• Do this: Copy out the lines in the data that run from the line containing "date-cell: Rabu, 14" through the line containing "date-cell: Jumat, 01", with both of those lines included.

[Element location listings]
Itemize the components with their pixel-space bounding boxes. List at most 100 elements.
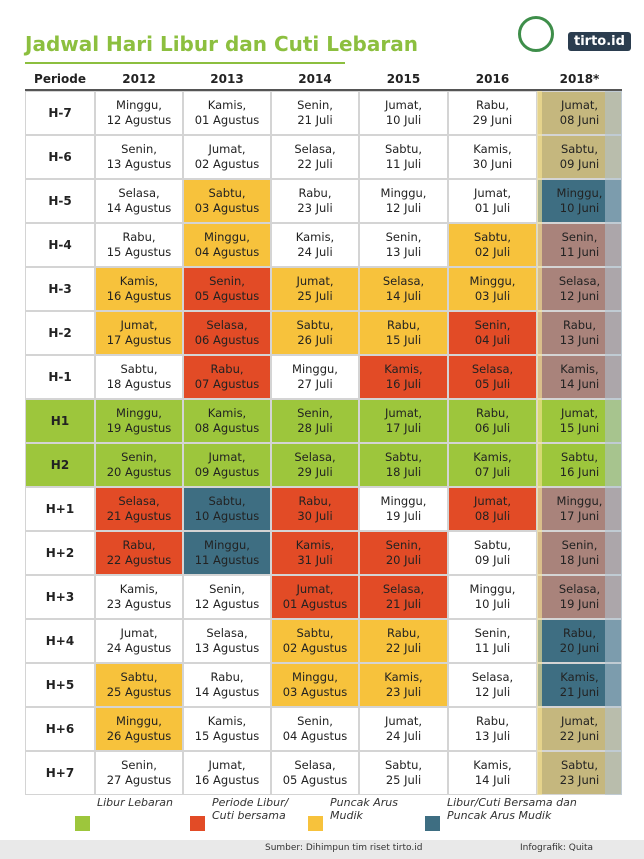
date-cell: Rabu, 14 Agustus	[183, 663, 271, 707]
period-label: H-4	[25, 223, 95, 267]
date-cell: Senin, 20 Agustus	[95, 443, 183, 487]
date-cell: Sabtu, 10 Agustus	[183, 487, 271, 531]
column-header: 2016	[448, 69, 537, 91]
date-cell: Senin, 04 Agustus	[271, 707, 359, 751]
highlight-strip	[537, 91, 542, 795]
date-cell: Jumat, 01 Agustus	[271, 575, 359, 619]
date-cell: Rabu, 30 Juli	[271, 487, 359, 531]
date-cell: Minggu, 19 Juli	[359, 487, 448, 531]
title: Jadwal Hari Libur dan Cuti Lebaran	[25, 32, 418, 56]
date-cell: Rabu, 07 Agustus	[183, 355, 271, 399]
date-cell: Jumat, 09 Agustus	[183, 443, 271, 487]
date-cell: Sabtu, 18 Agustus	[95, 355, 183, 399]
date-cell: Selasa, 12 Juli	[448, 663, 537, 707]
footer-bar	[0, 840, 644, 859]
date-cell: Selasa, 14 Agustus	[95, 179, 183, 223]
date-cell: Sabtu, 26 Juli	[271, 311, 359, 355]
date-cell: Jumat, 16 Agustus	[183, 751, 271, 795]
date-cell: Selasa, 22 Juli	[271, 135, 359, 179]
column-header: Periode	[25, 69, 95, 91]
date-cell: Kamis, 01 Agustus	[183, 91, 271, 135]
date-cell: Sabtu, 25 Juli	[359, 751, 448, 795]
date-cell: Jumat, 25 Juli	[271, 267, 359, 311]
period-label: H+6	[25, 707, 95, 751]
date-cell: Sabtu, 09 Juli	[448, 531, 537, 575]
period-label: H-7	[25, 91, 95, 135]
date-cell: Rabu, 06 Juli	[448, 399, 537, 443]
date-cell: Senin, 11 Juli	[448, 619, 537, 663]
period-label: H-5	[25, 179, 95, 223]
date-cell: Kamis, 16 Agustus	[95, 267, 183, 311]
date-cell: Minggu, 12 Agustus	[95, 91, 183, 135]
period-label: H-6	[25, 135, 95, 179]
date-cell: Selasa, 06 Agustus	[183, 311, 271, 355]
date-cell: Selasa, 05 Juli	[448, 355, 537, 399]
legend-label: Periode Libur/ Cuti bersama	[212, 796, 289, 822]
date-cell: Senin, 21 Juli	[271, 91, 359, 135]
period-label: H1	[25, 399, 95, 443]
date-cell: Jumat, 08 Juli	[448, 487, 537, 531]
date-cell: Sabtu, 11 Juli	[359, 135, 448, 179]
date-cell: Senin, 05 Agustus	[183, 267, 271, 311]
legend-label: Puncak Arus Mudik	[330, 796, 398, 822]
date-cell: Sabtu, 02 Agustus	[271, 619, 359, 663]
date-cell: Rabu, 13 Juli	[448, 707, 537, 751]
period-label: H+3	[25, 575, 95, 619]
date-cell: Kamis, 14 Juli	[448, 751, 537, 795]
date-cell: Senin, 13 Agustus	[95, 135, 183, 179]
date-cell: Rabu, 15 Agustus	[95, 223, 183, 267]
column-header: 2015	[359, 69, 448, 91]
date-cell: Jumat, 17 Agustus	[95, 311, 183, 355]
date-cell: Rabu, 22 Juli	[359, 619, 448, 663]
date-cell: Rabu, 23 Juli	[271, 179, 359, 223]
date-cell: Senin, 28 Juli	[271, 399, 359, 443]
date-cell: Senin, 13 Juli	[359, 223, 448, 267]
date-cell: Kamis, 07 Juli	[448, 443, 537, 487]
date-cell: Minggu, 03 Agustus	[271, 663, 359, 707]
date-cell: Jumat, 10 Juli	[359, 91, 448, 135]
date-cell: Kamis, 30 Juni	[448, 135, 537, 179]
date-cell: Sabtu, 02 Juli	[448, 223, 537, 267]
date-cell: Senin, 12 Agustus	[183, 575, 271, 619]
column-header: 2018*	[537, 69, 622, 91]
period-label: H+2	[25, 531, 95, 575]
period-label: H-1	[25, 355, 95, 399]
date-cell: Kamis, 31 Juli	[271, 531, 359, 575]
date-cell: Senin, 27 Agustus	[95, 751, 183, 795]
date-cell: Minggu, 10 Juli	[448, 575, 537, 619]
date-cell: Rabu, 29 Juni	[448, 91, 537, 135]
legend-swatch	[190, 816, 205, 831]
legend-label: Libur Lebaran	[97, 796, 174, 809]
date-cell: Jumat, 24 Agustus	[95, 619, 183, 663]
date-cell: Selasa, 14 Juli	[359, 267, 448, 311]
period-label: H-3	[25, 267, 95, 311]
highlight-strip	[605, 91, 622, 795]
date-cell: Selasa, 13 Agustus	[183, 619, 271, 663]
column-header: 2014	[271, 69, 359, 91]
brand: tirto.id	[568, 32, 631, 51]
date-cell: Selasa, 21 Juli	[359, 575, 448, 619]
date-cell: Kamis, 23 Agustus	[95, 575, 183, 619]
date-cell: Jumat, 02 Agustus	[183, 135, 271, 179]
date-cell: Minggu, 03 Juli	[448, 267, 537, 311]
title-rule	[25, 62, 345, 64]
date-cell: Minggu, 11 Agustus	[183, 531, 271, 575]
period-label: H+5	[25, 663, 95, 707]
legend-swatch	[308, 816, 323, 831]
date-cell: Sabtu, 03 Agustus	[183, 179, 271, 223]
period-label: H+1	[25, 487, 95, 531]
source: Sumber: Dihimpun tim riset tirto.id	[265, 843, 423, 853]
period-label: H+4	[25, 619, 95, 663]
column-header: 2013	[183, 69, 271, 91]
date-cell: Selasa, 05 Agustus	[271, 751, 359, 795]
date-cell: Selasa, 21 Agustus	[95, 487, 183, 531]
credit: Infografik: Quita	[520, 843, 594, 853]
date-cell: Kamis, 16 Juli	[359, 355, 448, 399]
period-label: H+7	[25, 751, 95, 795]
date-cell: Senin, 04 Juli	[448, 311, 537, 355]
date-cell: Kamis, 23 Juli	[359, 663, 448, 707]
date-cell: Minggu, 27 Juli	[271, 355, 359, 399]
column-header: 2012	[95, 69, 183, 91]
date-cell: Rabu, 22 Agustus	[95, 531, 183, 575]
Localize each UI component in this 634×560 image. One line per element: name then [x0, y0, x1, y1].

...

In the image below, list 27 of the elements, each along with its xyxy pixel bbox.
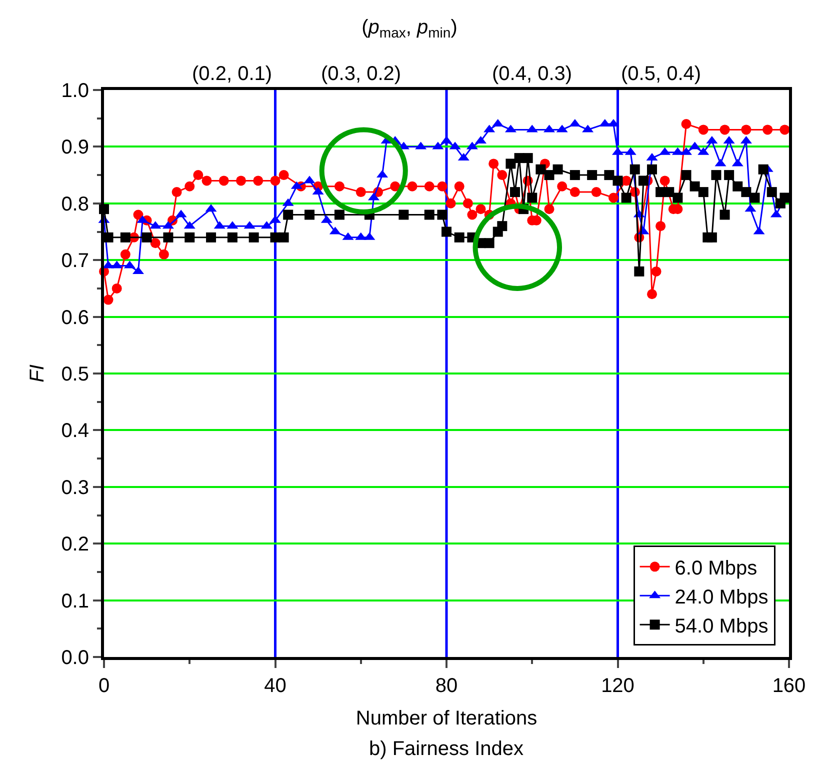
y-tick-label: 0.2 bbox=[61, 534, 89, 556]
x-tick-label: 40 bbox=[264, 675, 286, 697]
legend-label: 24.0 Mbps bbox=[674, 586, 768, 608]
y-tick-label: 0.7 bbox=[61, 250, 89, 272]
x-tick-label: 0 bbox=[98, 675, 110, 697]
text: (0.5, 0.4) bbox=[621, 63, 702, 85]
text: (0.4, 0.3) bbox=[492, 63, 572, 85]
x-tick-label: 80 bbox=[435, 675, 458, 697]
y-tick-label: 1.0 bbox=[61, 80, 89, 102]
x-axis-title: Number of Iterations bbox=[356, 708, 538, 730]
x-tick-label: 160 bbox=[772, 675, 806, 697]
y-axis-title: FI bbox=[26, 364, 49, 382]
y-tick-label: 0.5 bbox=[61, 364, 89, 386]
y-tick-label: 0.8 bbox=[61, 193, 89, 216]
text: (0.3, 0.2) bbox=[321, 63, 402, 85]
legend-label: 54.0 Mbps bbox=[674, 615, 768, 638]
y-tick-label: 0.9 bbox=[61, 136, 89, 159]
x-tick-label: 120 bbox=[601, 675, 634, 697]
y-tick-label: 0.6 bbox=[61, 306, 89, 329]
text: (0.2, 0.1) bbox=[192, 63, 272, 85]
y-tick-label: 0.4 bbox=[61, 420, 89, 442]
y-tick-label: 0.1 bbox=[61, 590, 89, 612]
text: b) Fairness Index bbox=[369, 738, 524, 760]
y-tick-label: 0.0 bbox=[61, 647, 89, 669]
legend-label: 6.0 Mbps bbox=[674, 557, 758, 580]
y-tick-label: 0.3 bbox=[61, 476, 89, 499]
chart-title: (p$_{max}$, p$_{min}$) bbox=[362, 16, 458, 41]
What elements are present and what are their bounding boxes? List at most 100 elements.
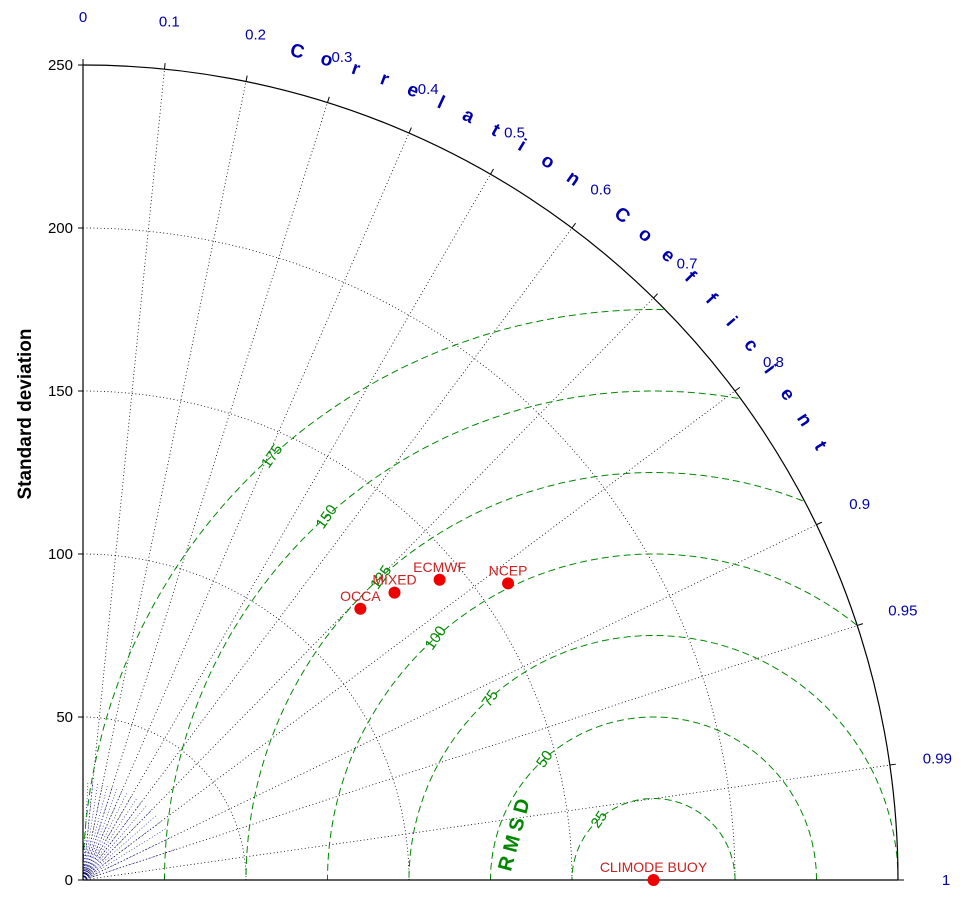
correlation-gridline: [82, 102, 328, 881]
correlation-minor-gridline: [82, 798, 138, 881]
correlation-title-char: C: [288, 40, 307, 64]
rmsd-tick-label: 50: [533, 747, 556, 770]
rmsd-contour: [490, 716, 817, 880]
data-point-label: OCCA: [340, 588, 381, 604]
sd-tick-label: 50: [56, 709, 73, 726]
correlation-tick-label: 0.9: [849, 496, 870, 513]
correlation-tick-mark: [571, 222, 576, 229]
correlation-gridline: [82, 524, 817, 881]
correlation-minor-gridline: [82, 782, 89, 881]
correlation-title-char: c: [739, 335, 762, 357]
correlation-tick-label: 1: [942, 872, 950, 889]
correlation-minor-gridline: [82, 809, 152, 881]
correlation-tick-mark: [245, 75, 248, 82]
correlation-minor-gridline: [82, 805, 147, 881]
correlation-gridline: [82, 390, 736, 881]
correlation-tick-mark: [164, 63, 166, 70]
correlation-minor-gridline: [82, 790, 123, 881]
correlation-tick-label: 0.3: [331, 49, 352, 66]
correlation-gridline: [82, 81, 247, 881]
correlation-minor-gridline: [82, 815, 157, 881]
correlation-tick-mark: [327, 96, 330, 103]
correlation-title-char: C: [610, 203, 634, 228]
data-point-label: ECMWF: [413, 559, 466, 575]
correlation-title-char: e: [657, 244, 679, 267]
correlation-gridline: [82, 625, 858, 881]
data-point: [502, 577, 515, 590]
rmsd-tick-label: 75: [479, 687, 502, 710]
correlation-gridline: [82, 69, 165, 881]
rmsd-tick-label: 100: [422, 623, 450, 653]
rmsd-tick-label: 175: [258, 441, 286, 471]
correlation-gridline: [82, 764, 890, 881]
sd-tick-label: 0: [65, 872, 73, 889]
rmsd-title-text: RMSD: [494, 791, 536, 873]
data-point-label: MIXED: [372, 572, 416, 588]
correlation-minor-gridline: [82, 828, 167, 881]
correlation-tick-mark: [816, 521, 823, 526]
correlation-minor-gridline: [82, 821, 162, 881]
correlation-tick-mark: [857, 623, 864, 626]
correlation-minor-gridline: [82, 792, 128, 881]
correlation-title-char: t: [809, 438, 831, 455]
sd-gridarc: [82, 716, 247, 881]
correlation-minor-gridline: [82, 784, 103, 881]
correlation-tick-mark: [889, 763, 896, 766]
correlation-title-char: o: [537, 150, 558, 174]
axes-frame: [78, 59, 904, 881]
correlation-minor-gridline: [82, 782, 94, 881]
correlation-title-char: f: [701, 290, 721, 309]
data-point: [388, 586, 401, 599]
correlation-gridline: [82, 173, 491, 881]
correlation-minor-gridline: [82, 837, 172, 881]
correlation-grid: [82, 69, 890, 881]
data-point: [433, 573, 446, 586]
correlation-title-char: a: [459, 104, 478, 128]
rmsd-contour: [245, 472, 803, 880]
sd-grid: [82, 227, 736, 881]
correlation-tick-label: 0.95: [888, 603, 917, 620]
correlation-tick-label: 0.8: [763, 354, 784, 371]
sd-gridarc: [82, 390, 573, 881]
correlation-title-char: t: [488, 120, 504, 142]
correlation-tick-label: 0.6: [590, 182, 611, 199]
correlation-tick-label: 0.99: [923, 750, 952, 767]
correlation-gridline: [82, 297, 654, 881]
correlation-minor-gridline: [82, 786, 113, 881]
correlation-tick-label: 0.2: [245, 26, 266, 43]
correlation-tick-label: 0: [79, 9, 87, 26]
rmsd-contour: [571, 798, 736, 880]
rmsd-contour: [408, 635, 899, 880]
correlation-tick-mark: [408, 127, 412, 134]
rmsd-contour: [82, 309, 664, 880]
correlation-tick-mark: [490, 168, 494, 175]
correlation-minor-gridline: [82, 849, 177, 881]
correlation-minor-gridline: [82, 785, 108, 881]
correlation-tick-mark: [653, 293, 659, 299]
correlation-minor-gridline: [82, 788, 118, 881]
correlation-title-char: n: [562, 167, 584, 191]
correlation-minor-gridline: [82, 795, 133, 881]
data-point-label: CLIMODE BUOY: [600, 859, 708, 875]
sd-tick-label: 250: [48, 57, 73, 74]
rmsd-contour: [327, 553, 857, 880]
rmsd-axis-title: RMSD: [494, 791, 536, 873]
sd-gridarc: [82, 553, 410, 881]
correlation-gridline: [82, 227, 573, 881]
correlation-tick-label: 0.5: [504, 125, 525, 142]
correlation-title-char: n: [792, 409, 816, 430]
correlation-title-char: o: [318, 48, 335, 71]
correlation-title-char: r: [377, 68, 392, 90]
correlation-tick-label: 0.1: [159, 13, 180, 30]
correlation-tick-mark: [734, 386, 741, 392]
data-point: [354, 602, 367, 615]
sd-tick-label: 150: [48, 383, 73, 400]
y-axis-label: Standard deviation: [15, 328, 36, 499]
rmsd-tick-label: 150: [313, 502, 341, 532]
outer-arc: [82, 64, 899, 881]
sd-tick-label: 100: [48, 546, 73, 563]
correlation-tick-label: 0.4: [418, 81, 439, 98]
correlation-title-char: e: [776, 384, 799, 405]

• Output of the exercise:
date-cell: Rabu, 14 Agustus	[183, 663, 271, 707]
period-label: H-4	[25, 223, 95, 267]
date-cell: Senin, 20 Agustus	[95, 443, 183, 487]
date-cell: Sabtu, 10 Agustus	[183, 487, 271, 531]
column-header: 2016	[448, 69, 537, 91]
date-cell: Senin, 04 Agustus	[271, 707, 359, 751]
highlight-strip	[537, 91, 542, 795]
date-cell: Jumat, 01 Agustus	[271, 575, 359, 619]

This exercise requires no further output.